#### GIVEN DATA

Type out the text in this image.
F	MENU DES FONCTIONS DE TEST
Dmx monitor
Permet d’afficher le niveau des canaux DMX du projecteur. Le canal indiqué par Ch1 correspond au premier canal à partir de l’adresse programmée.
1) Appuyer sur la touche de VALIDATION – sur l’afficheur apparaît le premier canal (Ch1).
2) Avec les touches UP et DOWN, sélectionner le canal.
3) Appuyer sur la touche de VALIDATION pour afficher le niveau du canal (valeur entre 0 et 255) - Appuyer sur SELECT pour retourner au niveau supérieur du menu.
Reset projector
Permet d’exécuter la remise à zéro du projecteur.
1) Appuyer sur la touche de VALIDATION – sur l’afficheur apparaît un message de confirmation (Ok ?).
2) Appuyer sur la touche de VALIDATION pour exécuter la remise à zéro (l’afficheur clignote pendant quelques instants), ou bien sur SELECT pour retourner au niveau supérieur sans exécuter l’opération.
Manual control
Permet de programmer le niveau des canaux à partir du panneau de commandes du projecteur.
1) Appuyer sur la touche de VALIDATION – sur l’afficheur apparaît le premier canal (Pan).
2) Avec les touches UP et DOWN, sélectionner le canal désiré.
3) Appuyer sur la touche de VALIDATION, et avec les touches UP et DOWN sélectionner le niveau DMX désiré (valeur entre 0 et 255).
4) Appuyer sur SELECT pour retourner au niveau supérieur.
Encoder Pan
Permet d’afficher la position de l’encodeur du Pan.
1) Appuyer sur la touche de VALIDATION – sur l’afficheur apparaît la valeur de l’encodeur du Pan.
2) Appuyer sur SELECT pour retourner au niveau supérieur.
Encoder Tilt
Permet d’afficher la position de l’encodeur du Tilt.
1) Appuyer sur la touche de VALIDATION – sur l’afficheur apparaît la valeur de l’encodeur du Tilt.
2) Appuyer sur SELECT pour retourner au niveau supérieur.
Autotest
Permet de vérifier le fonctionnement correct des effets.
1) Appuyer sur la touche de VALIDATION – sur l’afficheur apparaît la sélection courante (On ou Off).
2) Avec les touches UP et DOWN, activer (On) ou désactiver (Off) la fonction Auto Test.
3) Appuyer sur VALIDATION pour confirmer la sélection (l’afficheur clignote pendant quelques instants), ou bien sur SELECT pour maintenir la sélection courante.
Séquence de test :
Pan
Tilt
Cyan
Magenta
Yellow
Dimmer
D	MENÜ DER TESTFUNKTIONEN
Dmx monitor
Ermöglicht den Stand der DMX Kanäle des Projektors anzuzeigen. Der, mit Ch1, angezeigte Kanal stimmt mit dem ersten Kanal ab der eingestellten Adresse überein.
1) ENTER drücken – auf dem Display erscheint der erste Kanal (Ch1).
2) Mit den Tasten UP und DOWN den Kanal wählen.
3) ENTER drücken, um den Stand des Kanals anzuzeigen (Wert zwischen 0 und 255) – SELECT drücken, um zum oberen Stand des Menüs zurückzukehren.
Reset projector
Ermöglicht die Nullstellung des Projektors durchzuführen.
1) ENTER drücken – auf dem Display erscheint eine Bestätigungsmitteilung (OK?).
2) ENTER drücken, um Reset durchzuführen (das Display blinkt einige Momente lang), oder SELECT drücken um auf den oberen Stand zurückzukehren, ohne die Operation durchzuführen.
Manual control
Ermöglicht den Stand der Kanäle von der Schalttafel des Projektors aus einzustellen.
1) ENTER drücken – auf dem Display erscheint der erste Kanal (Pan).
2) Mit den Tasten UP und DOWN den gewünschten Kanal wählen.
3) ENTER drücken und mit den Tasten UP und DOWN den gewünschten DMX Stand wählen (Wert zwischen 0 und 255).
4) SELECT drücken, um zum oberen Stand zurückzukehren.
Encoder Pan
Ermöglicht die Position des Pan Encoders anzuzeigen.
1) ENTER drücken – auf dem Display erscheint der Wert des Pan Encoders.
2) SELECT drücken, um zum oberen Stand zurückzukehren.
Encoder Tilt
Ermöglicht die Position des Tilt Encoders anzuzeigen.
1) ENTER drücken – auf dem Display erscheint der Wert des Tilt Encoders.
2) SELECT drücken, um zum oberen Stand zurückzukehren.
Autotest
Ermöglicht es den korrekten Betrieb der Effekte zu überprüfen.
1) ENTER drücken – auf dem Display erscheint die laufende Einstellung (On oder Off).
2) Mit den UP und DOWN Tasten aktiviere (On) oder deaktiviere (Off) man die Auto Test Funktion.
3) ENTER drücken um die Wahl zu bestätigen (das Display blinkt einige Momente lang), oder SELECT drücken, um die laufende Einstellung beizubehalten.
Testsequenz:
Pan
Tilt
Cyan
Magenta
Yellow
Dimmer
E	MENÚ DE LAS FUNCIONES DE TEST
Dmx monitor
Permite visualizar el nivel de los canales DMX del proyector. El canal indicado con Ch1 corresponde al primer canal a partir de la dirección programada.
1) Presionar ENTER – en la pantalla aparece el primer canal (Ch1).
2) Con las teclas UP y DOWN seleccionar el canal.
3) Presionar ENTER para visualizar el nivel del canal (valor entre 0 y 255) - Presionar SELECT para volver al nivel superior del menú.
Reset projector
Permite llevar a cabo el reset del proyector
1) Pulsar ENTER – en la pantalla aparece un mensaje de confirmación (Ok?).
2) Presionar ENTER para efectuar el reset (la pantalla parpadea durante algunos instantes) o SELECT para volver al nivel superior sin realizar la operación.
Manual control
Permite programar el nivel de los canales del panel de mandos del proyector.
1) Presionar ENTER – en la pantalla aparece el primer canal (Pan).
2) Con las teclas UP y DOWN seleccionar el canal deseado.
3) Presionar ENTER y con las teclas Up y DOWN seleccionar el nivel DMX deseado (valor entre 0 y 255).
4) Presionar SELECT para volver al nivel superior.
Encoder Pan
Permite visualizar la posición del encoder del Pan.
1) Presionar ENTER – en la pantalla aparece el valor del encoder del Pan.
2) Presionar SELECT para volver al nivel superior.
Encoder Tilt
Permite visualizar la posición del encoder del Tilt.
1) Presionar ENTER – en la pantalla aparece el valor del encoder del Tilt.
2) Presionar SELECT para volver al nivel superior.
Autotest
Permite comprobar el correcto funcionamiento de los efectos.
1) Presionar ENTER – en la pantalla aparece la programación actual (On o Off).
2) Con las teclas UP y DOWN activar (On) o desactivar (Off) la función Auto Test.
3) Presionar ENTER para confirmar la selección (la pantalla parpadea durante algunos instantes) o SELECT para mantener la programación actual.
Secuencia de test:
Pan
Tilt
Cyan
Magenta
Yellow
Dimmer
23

########

◆ STATED TASK
From the entries, copy out each line containing the word "Projektors".

◆ COMPLETED EXERCISE
Ermöglicht den Stand der DMX Kanäle des Projektors anzuzeigen. Der, mit Ch1, angezeigte Kanal stimmt mit dem ersten Kanal ab der eingestellten Adresse überein.
Ermöglicht die Nullstellung des Projektors durchzuführen.
Ermöglicht den Stand der Kanäle von der Schalttafel des Projektors aus einzustellen.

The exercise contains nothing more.